Check every line of the entries for "TradingView", and copy the lines that hold it.
--- start of Data for processing ---
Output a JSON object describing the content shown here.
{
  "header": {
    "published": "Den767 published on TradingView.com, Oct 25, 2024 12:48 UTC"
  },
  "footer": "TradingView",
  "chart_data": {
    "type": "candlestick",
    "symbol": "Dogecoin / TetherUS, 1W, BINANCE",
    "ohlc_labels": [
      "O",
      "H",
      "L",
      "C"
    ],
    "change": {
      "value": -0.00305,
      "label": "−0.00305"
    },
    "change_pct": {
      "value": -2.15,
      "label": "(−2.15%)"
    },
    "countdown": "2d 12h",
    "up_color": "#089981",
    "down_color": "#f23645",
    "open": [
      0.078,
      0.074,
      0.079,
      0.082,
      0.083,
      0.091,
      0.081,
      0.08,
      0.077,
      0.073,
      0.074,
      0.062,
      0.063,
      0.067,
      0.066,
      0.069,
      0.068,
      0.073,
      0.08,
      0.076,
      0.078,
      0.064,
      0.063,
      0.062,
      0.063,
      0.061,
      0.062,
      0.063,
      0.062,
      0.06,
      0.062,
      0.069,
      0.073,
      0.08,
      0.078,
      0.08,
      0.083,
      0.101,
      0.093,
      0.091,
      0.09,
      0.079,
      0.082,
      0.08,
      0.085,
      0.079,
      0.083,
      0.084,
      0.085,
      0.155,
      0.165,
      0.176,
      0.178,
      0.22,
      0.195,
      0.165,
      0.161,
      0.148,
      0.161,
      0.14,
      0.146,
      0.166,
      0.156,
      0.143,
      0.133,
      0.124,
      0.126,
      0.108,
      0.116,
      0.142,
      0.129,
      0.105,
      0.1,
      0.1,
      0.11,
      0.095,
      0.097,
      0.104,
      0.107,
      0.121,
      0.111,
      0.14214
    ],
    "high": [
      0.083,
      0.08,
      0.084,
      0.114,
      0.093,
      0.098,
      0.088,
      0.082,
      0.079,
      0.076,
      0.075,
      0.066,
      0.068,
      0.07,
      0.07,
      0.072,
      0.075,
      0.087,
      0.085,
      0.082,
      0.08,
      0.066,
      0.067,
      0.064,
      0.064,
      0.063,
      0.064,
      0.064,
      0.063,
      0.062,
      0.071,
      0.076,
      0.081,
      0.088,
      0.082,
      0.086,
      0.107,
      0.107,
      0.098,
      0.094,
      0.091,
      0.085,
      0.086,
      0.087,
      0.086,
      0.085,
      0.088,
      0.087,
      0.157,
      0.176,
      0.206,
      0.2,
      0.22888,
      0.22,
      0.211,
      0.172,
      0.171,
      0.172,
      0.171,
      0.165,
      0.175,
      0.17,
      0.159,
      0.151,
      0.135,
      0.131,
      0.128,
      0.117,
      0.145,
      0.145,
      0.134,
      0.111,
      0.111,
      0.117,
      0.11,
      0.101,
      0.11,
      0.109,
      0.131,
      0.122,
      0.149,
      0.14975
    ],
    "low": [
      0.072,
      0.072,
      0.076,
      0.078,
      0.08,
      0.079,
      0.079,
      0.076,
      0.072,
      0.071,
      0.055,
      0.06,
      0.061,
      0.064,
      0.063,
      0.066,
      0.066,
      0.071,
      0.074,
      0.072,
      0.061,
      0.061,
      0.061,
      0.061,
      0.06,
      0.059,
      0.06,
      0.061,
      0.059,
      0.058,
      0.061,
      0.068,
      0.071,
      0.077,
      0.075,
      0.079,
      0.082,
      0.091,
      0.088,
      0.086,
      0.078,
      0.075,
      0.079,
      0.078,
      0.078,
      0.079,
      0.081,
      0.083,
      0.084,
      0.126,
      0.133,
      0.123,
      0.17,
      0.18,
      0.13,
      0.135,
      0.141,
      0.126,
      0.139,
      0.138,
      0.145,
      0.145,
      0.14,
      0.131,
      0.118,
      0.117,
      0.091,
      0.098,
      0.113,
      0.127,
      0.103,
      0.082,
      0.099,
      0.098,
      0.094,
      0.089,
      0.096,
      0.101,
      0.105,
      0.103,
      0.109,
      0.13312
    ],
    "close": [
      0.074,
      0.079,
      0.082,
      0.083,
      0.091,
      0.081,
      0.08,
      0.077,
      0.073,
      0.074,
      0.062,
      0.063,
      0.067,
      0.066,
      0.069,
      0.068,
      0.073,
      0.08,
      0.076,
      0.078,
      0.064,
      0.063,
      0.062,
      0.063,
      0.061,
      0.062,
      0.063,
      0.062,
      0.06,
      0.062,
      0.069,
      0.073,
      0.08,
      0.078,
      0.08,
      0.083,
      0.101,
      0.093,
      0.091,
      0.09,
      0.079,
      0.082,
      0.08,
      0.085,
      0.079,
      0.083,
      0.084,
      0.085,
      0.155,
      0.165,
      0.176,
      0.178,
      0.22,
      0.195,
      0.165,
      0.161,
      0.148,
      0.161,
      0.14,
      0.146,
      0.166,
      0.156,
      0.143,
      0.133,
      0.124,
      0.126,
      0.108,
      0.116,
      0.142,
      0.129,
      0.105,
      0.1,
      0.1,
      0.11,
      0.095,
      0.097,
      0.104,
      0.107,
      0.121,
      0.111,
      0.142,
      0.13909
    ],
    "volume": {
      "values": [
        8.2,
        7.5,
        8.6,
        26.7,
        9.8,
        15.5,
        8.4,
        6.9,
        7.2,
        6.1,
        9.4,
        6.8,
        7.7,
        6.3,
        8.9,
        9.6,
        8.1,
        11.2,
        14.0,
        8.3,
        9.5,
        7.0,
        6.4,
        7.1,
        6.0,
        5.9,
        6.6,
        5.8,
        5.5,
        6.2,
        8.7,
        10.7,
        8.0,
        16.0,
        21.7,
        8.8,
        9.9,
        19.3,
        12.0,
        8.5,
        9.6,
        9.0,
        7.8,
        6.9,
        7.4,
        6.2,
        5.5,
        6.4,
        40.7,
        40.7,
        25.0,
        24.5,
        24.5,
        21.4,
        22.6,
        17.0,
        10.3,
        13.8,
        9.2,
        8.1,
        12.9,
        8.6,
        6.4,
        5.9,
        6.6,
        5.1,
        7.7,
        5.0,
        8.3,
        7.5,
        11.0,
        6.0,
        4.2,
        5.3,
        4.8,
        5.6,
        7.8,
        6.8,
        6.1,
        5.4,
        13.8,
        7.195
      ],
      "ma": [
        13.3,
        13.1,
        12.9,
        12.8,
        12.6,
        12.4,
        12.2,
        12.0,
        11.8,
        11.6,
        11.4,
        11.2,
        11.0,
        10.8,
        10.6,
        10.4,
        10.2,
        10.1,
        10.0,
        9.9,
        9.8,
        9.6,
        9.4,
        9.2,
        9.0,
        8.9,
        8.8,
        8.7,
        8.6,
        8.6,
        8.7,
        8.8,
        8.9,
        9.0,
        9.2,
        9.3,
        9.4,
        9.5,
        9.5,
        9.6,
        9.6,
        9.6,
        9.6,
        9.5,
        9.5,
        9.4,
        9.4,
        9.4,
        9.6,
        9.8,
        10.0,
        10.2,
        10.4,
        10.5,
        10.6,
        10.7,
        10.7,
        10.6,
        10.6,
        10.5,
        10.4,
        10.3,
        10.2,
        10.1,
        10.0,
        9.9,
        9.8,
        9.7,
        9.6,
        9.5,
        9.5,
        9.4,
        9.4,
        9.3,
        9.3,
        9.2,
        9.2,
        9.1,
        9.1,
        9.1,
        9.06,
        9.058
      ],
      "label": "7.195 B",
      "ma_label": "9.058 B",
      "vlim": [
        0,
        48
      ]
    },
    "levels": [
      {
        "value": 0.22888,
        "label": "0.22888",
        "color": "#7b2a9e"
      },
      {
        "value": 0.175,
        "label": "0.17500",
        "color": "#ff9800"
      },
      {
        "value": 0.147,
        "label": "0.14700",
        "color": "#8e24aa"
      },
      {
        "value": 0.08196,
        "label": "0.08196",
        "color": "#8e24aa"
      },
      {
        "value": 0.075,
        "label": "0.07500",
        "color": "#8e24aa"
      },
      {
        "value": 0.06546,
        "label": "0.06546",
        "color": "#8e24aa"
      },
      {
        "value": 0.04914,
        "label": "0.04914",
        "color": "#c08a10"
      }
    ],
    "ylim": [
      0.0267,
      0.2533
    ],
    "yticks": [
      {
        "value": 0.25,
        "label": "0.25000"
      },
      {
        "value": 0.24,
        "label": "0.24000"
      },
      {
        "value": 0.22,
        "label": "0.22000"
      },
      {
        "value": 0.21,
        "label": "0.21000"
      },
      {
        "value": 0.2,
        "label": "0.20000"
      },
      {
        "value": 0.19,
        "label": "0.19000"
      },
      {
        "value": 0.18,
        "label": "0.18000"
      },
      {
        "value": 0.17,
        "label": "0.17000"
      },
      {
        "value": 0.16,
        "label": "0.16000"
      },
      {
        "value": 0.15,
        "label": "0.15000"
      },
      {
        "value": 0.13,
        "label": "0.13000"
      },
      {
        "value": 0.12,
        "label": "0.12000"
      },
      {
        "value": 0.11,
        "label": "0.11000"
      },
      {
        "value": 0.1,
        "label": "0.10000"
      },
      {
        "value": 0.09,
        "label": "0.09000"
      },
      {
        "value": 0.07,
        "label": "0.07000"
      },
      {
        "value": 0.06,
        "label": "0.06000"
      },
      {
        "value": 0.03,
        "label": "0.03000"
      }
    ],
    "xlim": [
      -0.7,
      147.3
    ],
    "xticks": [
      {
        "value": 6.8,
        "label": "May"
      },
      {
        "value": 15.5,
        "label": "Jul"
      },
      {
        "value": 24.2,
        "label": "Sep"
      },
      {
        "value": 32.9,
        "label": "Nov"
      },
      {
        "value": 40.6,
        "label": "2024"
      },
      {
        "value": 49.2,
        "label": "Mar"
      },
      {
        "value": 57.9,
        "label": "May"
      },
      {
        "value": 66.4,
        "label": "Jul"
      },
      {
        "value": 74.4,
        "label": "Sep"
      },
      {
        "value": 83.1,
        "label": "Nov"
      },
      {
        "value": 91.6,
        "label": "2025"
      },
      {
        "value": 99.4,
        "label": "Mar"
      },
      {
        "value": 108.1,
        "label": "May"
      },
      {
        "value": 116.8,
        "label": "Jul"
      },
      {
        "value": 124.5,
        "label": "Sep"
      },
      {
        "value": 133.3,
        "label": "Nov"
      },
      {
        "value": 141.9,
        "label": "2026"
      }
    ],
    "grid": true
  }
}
--- end of Data for processing ---
Reply to the task.
    "published": "Den767 published on TradingView.com, Oct 25, 2024 12:48 UTC"
  "footer": "TradingView",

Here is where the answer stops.